▶ [PROBLEM DETAILS]:
Every entry must be echoed exactly.

Extracts from a graphics dataset:
***

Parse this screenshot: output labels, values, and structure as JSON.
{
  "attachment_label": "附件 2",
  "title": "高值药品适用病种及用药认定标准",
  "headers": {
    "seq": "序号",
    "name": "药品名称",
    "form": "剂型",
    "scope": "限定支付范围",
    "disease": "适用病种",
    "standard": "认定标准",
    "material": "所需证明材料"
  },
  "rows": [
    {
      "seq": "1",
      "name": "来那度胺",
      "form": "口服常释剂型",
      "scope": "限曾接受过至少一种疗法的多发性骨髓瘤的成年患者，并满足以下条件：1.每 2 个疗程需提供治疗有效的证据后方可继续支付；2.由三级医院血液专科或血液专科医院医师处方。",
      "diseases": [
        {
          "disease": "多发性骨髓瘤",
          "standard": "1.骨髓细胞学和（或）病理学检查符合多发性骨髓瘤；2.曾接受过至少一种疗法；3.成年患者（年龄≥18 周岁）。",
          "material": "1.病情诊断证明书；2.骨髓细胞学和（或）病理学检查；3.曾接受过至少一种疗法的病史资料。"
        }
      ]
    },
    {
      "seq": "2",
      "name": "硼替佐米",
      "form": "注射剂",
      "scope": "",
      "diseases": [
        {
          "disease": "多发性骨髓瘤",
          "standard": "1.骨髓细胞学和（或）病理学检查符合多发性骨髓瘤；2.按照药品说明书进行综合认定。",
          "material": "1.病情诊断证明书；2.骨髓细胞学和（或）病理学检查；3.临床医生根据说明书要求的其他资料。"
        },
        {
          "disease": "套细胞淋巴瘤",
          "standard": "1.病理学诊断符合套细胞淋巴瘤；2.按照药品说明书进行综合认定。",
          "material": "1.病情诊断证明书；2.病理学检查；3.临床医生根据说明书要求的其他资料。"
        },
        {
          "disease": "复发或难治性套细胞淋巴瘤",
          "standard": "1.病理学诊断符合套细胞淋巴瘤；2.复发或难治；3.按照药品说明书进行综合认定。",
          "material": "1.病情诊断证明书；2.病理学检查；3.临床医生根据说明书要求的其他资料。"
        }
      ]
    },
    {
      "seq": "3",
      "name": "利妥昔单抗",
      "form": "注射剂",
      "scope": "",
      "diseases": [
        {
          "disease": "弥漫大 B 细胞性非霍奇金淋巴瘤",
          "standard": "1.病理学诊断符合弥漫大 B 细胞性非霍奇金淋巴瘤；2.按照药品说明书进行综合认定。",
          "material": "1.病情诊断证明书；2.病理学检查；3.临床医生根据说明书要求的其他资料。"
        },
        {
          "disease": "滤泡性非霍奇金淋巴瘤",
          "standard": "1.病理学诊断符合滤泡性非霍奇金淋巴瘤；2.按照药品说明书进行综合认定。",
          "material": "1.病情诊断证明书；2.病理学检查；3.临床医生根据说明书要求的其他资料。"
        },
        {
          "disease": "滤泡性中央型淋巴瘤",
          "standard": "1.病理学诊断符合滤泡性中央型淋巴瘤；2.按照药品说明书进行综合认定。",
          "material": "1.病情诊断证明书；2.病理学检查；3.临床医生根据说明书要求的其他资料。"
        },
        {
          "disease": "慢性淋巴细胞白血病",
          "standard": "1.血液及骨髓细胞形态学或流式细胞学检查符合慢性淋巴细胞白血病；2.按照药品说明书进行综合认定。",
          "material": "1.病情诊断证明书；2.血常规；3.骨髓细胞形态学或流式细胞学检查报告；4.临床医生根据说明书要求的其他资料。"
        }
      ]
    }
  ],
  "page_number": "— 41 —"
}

***

▶ [WRITTEN REPLY]:
Parse this screenshot: output labels, values, and structure as JSON.
{
  "attachment_label": "附件 2",
  "title": "高值药品适用病种及用药认定标准",
  "headers": {
    "seq": "序号",
    "name": "药品名称",
    "form": "剂型",
    "scope": "限定支付范围",
    "disease": "适用病种",
    "standard": "认定标准",
    "material": "所需证明材料"
  },
  "rows": [
    {
      "seq": "1",
      "name": "来那度胺",
      "form": "口服常释剂型",
      "scope": "限曾接受过至少一种疗法的多发性骨髓瘤的成年患者，并满足以下条件：1.每 2 个疗程需提供治疗有效的证据后方可继续支付；2.由三级医院血液专科或血液专科医院医师处方。",
      "diseases": [
        {
          "disease": "多发性骨髓瘤",
          "standard": "1.骨髓细胞学和（或）病理学检查符合多发性骨髓瘤；2.曾接受过至少一种疗法；3.成年患者（年龄≥18 周岁）。",
          "material": "1.病情诊断证明书；2.骨髓细胞学和（或）病理学检查；3.曾接受过至少一种疗法的病史资料。"
        }
      ]
    },
    {
      "seq": "2",
      "name": "硼替佐米",
      "form": "注射剂",
      "scope": "",
      "diseases": [
        {
          "disease": "多发性骨髓瘤",
          "standard": "1.骨髓细胞学和（或）病理学检查符合多发性骨髓瘤；2.按照药品说明书进行综合认定。",
          "material": "1.病情诊断证明书；2.骨髓细胞学和（或）病理学检查；3.临床医生根据说明书要求的其他资料。"
        },
        {
          "disease": "套细胞淋巴瘤",
          "standard": "1.病理学诊断符合套细胞淋巴瘤；2.按照药品说明书进行综合认定。",
          "material": "1.病情诊断证明书；2.病理学检查；3.临床医生根据说明书要求的其他资料。"
        },
        {
          "disease": "复发或难治性套细胞淋巴瘤",
          "standard": "1.病理学诊断符合套细胞淋巴瘤；2.复发或难治；3.按照药品说明书进行综合认定。",
          "material": "1.病情诊断证明书；2.病理学检查；3.临床医生根据说明书要求的其他资料。"
        }
      ]
    },
    {
      "seq": "3",
      "name": "利妥昔单抗",
      "form": "注射剂",
      "scope": "",
      "diseases": [
        {
          "disease": "弥漫大 B 细胞性非霍奇金淋巴瘤",
          "standard": "1.病理学诊断符合弥漫大 B 细胞性非霍奇金淋巴瘤；2.按照药品说明书进行综合认定。",
          "material": "1.病情诊断证明书；2.病理学检查；3.临床医生根据说明书要求的其他资料。"
        },
        {
          "disease": "滤泡性非霍奇金淋巴瘤",
          "standard": "1.病理学诊断符合滤泡性非霍奇金淋巴瘤；2.按照药品说明书进行综合认定。",
          "material": "1.病情诊断证明书；2.病理学检查；3.临床医生根据说明书要求的其他资料。"
        },
        {
          "disease": "滤泡性中央型淋巴瘤",
          "standard": "1.病理学诊断符合滤泡性中央型淋巴瘤；2.按照药品说明书进行综合认定。",
          "material": "1.病情诊断证明书；2.病理学检查；3.临床医生根据说明书要求的其他资料。"
        },
        {
          "disease": "慢性淋巴细胞白血病",
          "standard": "1.血液及骨髓细胞形态学或流式细胞学检查符合慢性淋巴细胞白血病；2.按照药品说明书进行综合认定。",
          "material": "1.病情诊断证明书；2.血常规；3.骨髓细胞形态学或流式细胞学检查报告；4.临床医生根据说明书要求的其他资料。"
        }
      ]
    }
  ],
  "page_number": "— 41 —"
}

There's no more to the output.